Provided records:
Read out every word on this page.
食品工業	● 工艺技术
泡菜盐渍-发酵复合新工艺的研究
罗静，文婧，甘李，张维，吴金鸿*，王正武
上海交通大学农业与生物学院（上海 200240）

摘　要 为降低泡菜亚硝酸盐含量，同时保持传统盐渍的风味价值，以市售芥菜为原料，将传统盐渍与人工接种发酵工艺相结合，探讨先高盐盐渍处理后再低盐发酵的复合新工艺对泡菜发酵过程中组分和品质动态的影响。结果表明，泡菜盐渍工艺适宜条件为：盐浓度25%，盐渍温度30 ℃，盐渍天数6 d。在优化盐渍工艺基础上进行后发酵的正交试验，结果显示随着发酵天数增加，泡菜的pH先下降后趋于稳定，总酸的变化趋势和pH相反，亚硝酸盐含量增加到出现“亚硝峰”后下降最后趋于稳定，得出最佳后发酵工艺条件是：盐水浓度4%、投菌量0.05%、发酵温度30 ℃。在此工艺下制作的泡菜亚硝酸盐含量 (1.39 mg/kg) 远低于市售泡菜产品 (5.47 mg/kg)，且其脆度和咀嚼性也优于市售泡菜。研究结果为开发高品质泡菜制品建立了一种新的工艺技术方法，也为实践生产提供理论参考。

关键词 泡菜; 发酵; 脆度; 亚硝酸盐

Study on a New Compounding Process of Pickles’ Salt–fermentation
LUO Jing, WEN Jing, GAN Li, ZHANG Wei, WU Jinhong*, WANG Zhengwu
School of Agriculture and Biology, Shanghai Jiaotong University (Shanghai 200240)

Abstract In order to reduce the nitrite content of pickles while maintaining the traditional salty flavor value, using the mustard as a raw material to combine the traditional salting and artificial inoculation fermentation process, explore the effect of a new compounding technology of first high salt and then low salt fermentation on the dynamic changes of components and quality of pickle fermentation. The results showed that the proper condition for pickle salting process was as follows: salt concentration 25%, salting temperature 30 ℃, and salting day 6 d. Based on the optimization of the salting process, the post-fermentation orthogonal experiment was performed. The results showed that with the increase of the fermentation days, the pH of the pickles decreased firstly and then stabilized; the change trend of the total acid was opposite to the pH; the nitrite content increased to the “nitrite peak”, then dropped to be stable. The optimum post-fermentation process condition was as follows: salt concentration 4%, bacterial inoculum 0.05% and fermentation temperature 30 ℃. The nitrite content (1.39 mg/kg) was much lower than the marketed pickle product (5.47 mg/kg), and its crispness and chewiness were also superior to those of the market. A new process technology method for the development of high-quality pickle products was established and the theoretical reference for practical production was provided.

Your assignment:
Could you transcribe every record above exactly as it appears?

Reply to the exercise:
Read out every word on this page.
食品工業	● 工艺技术
泡菜盐渍-发酵复合新工艺的研究
罗静，文婧，甘李，张维，吴金鸿*，王正武
上海交通大学农业与生物学院（上海 200240）

摘　要 为降低泡菜亚硝酸盐含量，同时保持传统盐渍的风味价值，以市售芥菜为原料，将传统盐渍与人工接种发酵工艺相结合，探讨先高盐盐渍处理后再低盐发酵的复合新工艺对泡菜发酵过程中组分和品质动态的影响。结果表明，泡菜盐渍工艺适宜条件为：盐浓度25%，盐渍温度30 ℃，盐渍天数6 d。在优化盐渍工艺基础上进行后发酵的正交试验，结果显示随着发酵天数增加，泡菜的pH先下降后趋于稳定，总酸的变化趋势和pH相反，亚硝酸盐含量增加到出现“亚硝峰”后下降最后趋于稳定，得出最佳后发酵工艺条件是：盐水浓度4%、投菌量0.05%、发酵温度30 ℃。在此工艺下制作的泡菜亚硝酸盐含量 (1.39 mg/kg) 远低于市售泡菜产品 (5.47 mg/kg)，且其脆度和咀嚼性也优于市售泡菜。研究结果为开发高品质泡菜制品建立了一种新的工艺技术方法，也为实践生产提供理论参考。

关键词 泡菜; 发酵; 脆度; 亚硝酸盐

Study on a New Compounding Process of Pickles’ Salt–fermentation
LUO Jing, WEN Jing, GAN Li, ZHANG Wei, WU Jinhong*, WANG Zhengwu
School of Agriculture and Biology, Shanghai Jiaotong University (Shanghai 200240)

Abstract In order to reduce the nitrite content of pickles while maintaining the traditional salty flavor value, using the mustard as a raw material to combine the traditional salting and artificial inoculation fermentation process, explore the effect of a new compounding technology of first high salt and then low salt fermentation on the dynamic changes of components and quality of pickle fermentation. The results showed that the proper condition for pickle salting process was as follows: salt concentration 25%, salting temperature 30 ℃, and salting day 6 d. Based on the optimization of the salting process, the post-fermentation orthogonal experiment was performed. The results showed that with the increase of the fermentation days, the pH of the pickles decreased firstly and then stabilized; the change trend of the total acid was opposite to the pH; the nitrite content increased to the “nitrite peak”, then dropped to be stable. The optimum post-fermentation process condition was as follows: salt concentration 4%, bacterial inoculum 0.05% and fermentation temperature 30 ℃. The nitrite content (1.39 mg/kg) was much lower than the marketed pickle product (5.47 mg/kg), and its crispness and chewiness were also superior to those of the market. A new process technology method for the development of high-quality pickle products was established and the theoretical reference for practical production was provided.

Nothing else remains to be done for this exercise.